__EXERCISE DIRECTIONS__
Print the listing below again, exactly. Skip the pictures.

__INPUT MATERIAL__
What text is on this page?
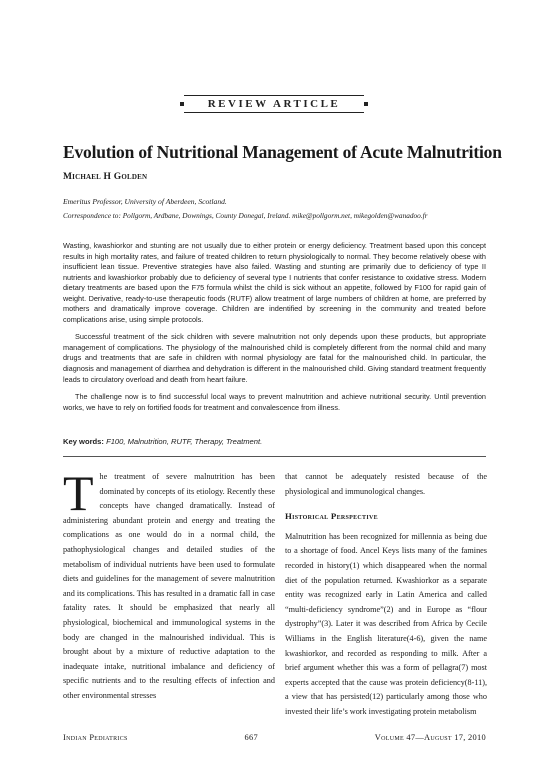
REVIEW ARTICLE
Evolution of Nutritional Management of Acute Malnutrition
Michael H Golden
Emeritus Professor, University of Aberdeen, Scotland.
Correspondence to: Pollgorm, Ardbane, Downings, County Donegal, Ireland. mike@pollgorm.net, mikegolden@wanadoo.fr

Wasting, kwashiorkor and stunting are not usually due to either protein or energy deficiency. Treatment based upon this concept results in high mortality rates, and failure of treated children to return physiologically to normal. They become relatively obese with insufficient lean tissue. Preventive strategies have also failed. Wasting and stunting are primarily due to deficiency of type II nutrients and kwashiorkor probably due to deficiency of several type I nutrients that confer resistance to oxidative stress. Modern dietary treatments are based upon the F75 formula whilst the child is sick without an appetite, followed by F100 for rapid gain of weight. Derivative, ready-to-use therapeutic foods (RUTF) allow treatment of large numbers of children at home, are preferred by mothers and dramatically improve coverage. Children are indentified by screening in the community and treated before complications arise, using simple protocols.

Successful treatment of the sick children with severe malnutrition not only depends upon these products, but appropriate management of complications. The physiology of the malnourished child is completely different from the normal child and many drugs and treatments that are safe in children with normal physiology are fatal for the malnourished child. In particular, the diagnosis and management of diarrhea and dehydration is different in the malnourished child. Giving standard treatment frequently leads to circulatory overload and death from heart failure.

The challenge now is to find successful local ways to prevent malnutrition and achieve nutritional security. Until prevention works, we have to rely on fortified foods for treatment and convalescence from illness.

Key words: F100, Malnutrition, RUTF, Therapy, Treatment.

The treatment of severe malnutrition has been dominated by concepts of its etiology. Recently these concepts have changed dramatically. Instead of administering abundant protein and energy and treating the complications as one would do in a normal child, the pathophysiological changes and detailed studies of the metabolism of individual nutrients have been used to formulate diets and guidelines for the management of severe malnutrition and its complications. This has resulted in a dramatic fall in case fatality rates. It should be emphasized that nearly all physiological, biochemical and immunological systems in the body are changed in the malnourished individual. This is brought about by a mixture of reductive adaptation to the inadequate intake, nutritional imbalance and deficiency of specific nutrients and to the resulting effects of infection and other environmental stresses

that cannot be adequately resisted because of the physiological and immunological changes.

Historical Perspective

Malnutrition has been recognized for millennia as being due to a shortage of food. Ancel Keys lists many of the famines recorded in history(1) which disappeared when the normal diet of the population returned. Kwashiorkor as a separate entity was recognized early in Latin America and called “multi-deficiency syndrome”(2) and in Europe as “flour dystrophy”(3). Later it was described from Africa by Cecile Williams in the English literature(4-6), given the name kwashiorkor, and recorded as responding to milk. After a brief argument whether this was a form of pellagra(7) most experts accepted that the cause was protein deficiency(8-11), a view that has persisted(12) particularly among those who invested their life’s work investigating protein metabolism

Indian Pediatrics	667	Volume 47—August 17, 2010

__EXERCISE OUTPUT__
What text is on this page?
REVIEW ARTICLE
Evolution of Nutritional Management of Acute Malnutrition
Michael H Golden
Emeritus Professor, University of Aberdeen, Scotland.
Correspondence to: Pollgorm, Ardbane, Downings, County Donegal, Ireland. mike@pollgorm.net, mikegolden@wanadoo.fr

Wasting, kwashiorkor and stunting are not usually due to either protein or energy deficiency. Treatment based upon this concept results in high mortality rates, and failure of treated children to return physiologically to normal. They become relatively obese with insufficient lean tissue. Preventive strategies have also failed. Wasting and stunting are primarily due to deficiency of type II nutrients and kwashiorkor probably due to deficiency of several type I nutrients that confer resistance to oxidative stress. Modern dietary treatments are based upon the F75 formula whilst the child is sick without an appetite, followed by F100 for rapid gain of weight. Derivative, ready-to-use therapeutic foods (RUTF) allow treatment of large numbers of children at home, are preferred by mothers and dramatically improve coverage. Children are indentified by screening in the community and treated before complications arise, using simple protocols.

Successful treatment of the sick children with severe malnutrition not only depends upon these products, but appropriate management of complications. The physiology of the malnourished child is completely different from the normal child and many drugs and treatments that are safe in children with normal physiology are fatal for the malnourished child. In particular, the diagnosis and management of diarrhea and dehydration is different in the malnourished child. Giving standard treatment frequently leads to circulatory overload and death from heart failure.

The challenge now is to find successful local ways to prevent malnutrition and achieve nutritional security. Until prevention works, we have to rely on fortified foods for treatment and convalescence from illness.

Key words: F100, Malnutrition, RUTF, Therapy, Treatment.

The treatment of severe malnutrition has been dominated by concepts of its etiology. Recently these concepts have changed dramatically. Instead of administering abundant protein and energy and treating the complications as one would do in a normal child, the pathophysiological changes and detailed studies of the metabolism of individual nutrients have been used to formulate diets and guidelines for the management of severe malnutrition and its complications. This has resulted in a dramatic fall in case fatality rates. It should be emphasized that nearly all physiological, biochemical and immunological systems in the body are changed in the malnourished individual. This is brought about by a mixture of reductive adaptation to the inadequate intake, nutritional imbalance and deficiency of specific nutrients and to the resulting effects of infection and other environmental stresses

that cannot be adequately resisted because of the physiological and immunological changes.

Historical Perspective

Malnutrition has been recognized for millennia as being due to a shortage of food. Ancel Keys lists many of the famines recorded in history(1) which disappeared when the normal diet of the population returned. Kwashiorkor as a separate entity was recognized early in Latin America and called “multi-deficiency syndrome”(2) and in Europe as “flour dystrophy”(3). Later it was described from Africa by Cecile Williams in the English literature(4-6), given the name kwashiorkor, and recorded as responding to milk. After a brief argument whether this was a form of pellagra(7) most experts accepted that the cause was protein deficiency(8-11), a view that has persisted(12) particularly among those who invested their life’s work investigating protein metabolism

Indian Pediatrics	667	Volume 47—August 17, 2010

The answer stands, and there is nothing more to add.